BEGIN Available data

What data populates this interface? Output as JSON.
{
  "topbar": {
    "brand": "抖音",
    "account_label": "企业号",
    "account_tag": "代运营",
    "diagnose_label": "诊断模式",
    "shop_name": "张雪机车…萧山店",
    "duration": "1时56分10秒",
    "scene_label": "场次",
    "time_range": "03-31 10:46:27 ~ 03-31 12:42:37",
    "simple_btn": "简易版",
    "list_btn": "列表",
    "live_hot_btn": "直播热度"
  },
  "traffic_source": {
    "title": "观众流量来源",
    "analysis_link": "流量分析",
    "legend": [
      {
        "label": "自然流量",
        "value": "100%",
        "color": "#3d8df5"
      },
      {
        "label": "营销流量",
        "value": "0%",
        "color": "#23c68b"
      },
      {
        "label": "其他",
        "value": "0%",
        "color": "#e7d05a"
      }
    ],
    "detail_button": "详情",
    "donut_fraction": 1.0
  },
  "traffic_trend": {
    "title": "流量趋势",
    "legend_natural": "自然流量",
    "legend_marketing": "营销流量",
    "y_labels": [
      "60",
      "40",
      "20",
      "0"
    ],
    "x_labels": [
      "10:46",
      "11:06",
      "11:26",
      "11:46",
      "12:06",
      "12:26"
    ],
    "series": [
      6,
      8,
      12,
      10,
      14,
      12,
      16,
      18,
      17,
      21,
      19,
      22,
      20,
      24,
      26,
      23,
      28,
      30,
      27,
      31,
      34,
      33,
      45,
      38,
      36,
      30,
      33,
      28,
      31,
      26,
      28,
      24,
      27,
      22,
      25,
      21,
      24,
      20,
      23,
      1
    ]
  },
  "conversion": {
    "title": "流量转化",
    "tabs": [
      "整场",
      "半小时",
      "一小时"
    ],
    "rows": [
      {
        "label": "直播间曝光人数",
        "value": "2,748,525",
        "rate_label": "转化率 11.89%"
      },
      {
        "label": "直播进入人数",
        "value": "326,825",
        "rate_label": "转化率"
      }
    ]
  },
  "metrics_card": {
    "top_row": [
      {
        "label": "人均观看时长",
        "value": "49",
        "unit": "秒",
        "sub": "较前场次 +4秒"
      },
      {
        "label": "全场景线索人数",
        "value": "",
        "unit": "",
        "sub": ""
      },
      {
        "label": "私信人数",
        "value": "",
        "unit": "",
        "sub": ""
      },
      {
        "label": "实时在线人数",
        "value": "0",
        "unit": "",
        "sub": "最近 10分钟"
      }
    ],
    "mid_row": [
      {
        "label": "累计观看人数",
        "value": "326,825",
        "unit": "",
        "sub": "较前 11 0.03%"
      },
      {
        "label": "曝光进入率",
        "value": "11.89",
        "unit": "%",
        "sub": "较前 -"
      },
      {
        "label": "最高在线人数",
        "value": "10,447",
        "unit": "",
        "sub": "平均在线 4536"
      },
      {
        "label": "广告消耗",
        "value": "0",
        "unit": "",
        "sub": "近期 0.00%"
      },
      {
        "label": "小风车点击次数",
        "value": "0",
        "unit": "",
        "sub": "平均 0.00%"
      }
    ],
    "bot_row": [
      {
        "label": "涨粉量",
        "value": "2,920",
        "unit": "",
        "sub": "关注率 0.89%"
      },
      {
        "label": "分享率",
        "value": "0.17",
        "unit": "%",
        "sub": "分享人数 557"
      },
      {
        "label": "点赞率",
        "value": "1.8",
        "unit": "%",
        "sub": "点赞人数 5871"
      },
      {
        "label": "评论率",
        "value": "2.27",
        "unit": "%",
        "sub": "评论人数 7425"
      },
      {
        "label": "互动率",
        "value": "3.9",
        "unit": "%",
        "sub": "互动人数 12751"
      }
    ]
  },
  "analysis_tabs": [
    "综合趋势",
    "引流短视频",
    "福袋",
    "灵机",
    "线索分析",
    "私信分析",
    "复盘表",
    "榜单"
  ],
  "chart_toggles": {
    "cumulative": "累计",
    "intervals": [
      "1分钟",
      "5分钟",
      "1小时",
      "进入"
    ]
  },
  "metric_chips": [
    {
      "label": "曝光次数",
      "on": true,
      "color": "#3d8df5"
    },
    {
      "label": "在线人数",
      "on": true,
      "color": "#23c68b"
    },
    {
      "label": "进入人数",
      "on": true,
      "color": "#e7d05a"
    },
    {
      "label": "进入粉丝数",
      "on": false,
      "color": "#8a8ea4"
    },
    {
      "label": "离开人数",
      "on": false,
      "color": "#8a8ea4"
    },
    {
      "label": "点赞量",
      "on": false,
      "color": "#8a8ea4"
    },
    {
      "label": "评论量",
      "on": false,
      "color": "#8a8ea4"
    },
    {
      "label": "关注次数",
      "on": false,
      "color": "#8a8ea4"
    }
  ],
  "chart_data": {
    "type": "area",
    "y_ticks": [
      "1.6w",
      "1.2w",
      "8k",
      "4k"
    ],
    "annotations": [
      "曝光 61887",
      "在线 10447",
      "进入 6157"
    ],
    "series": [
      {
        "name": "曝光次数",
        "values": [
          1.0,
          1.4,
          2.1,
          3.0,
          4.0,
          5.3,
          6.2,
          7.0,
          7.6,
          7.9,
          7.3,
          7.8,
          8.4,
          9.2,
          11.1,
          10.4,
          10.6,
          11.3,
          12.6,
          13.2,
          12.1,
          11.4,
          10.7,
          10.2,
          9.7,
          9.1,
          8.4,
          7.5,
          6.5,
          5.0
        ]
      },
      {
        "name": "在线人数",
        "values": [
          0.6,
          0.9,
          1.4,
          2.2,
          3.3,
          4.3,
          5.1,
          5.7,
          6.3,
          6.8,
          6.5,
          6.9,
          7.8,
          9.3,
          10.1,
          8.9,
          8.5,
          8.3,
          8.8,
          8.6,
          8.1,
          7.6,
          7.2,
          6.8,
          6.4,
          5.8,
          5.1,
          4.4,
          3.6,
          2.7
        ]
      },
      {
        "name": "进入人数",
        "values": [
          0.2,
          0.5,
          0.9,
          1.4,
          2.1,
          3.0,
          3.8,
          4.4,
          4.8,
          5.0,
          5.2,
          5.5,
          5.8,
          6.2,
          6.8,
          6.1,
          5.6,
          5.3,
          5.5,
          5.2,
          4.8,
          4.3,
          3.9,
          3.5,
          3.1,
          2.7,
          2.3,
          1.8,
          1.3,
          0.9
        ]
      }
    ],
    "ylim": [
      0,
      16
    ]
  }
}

END Available data

Required task
Return every record, word for word.

Solved exercise
What data populates this interface? Output as JSON.
{
  "topbar": {
    "brand": "抖音",
    "account_label": "企业号",
    "account_tag": "代运营",
    "diagnose_label": "诊断模式",
    "shop_name": "张雪机车…萧山店",
    "duration": "1时56分10秒",
    "scene_label": "场次",
    "time_range": "03-31 10:46:27 ~ 03-31 12:42:37",
    "simple_btn": "简易版",
    "list_btn": "列表",
    "live_hot_btn": "直播热度"
  },
  "traffic_source": {
    "title": "观众流量来源",
    "analysis_link": "流量分析",
    "legend": [
      {
        "label": "自然流量",
        "value": "100%",
        "color": "#3d8df5"
      },
      {
        "label": "营销流量",
        "value": "0%",
        "color": "#23c68b"
      },
      {
        "label": "其他",
        "value": "0%",
        "color": "#e7d05a"
      }
    ],
    "detail_button": "详情",
    "donut_fraction": 1.0
  },
  "traffic_trend": {
    "title": "流量趋势",
    "legend_natural": "自然流量",
    "legend_marketing": "营销流量",
    "y_labels": [
      "60",
      "40",
      "20",
      "0"
    ],
    "x_labels": [
      "10:46",
      "11:06",
      "11:26",
      "11:46",
      "12:06",
      "12:26"
    ],
    "series": [
      6,
      8,
      12,
      10,
      14,
      12,
      16,
      18,
      17,
      21,
      19,
      22,
      20,
      24,
      26,
      23,
      28,
      30,
      27,
      31,
      34,
      33,
      45,
      38,
      36,
      30,
      33,
      28,
      31,
      26,
      28,
      24,
      27,
      22,
      25,
      21,
      24,
      20,
      23,
      1
    ]
  },
  "conversion": {
    "title": "流量转化",
    "tabs": [
      "整场",
      "半小时",
      "一小时"
    ],
    "rows": [
      {
        "label": "直播间曝光人数",
        "value": "2,748,525",
        "rate_label": "转化率 11.89%"
      },
      {
        "label": "直播进入人数",
        "value": "326,825",
        "rate_label": "转化率"
      }
    ]
  },
  "metrics_card": {
    "top_row": [
      {
        "label": "人均观看时长",
        "value": "49",
        "unit": "秒",
        "sub": "较前场次 +4秒"
      },
      {
        "label": "全场景线索人数",
        "value": "",
        "unit": "",
        "sub": ""
      },
      {
        "label": "私信人数",
        "value": "",
        "unit": "",
        "sub": ""
      },
      {
        "label": "实时在线人数",
        "value": "0",
        "unit": "",
        "sub": "最近 10分钟"
      }
    ],
    "mid_row": [
      {
        "label": "累计观看人数",
        "value": "326,825",
        "unit": "",
        "sub": "较前 11 0.03%"
      },
      {
        "label": "曝光进入率",
        "value": "11.89",
        "unit": "%",
        "sub": "较前 -"
      },
      {
        "label": "最高在线人数",
        "value": "10,447",
        "unit": "",
        "sub": "平均在线 4536"
      },
      {
        "label": "广告消耗",
        "value": "0",
        "unit": "",
        "sub": "近期 0.00%"
      },
      {
        "label": "小风车点击次数",
        "value": "0",
        "unit": "",
        "sub": "平均 0.00%"
      }
    ],
    "bot_row": [
      {
        "label": "涨粉量",
        "value": "2,920",
        "unit": "",
        "sub": "关注率 0.89%"
      },
      {
        "label": "分享率",
        "value": "0.17",
        "unit": "%",
        "sub": "分享人数 557"
      },
      {
        "label": "点赞率",
        "value": "1.8",
        "unit": "%",
        "sub": "点赞人数 5871"
      },
      {
        "label": "评论率",
        "value": "2.27",
        "unit": "%",
        "sub": "评论人数 7425"
      },
      {
        "label": "互动率",
        "value": "3.9",
        "unit": "%",
        "sub": "互动人数 12751"
      }
    ]
  },
  "analysis_tabs": [
    "综合趋势",
    "引流短视频",
    "福袋",
    "灵机",
    "线索分析",
    "私信分析",
    "复盘表",
    "榜单"
  ],
  "chart_toggles": {
    "cumulative": "累计",
    "intervals": [
      "1分钟",
      "5分钟",
      "1小时",
      "进入"
    ]
  },
  "metric_chips": [
    {
      "label": "曝光次数",
      "on": true,
      "color": "#3d8df5"
    },
    {
      "label": "在线人数",
      "on": true,
      "color": "#23c68b"
    },
    {
      "label": "进入人数",
      "on": true,
      "color": "#e7d05a"
    },
    {
      "label": "进入粉丝数",
      "on": false,
      "color": "#8a8ea4"
    },
    {
      "label": "离开人数",
      "on": false,
      "color": "#8a8ea4"
    },
    {
      "label": "点赞量",
      "on": false,
      "color": "#8a8ea4"
    },
    {
      "label": "评论量",
      "on": false,
      "color": "#8a8ea4"
    },
    {
      "label": "关注次数",
      "on": false,
      "color": "#8a8ea4"
    }
  ],
  "chart_data": {
    "type": "area",
    "y_ticks": [
      "1.6w",
      "1.2w",
      "8k",
      "4k"
    ],
    "annotations": [
      "曝光 61887",
      "在线 10447",
      "进入 6157"
    ],
    "series": [
      {
        "name": "曝光次数",
        "values": [
          1.0,
          1.4,
          2.1,
          3.0,
          4.0,
          5.3,
          6.2,
          7.0,
          7.6,
          7.9,
          7.3,
          7.8,
          8.4,
          9.2,
          11.1,
          10.4,
          10.6,
          11.3,
          12.6,
          13.2,
          12.1,
          11.4,
          10.7,
          10.2,
          9.7,
          9.1,
          8.4,
          7.5,
          6.5,
          5.0
        ]
      },
      {
        "name": "在线人数",
        "values": [
          0.6,
          0.9,
          1.4,
          2.2,
          3.3,
          4.3,
          5.1,
          5.7,
          6.3,
          6.8,
          6.5,
          6.9,
          7.8,
          9.3,
          10.1,
          8.9,
          8.5,
          8.3,
          8.8,
          8.6,
          8.1,
          7.6,
          7.2,
          6.8,
          6.4,
          5.8,
          5.1,
          4.4,
          3.6,
          2.7
        ]
      },
      {
        "name": "进入人数",
        "values": [
          0.2,
          0.5,
          0.9,
          1.4,
          2.1,
          3.0,
          3.8,
          4.4,
          4.8,
          5.0,
          5.2,
          5.5,
          5.8,
          6.2,
          6.8,
          6.1,
          5.6,
          5.3,
          5.5,
          5.2,
          4.8,
          4.3,
          3.9,
          3.5,
          3.1,
          2.7,
          2.3,
          1.8,
          1.3,
          0.9
        ]
      }
    ],
    "ylim": [
      0,
      16
    ]
  }
}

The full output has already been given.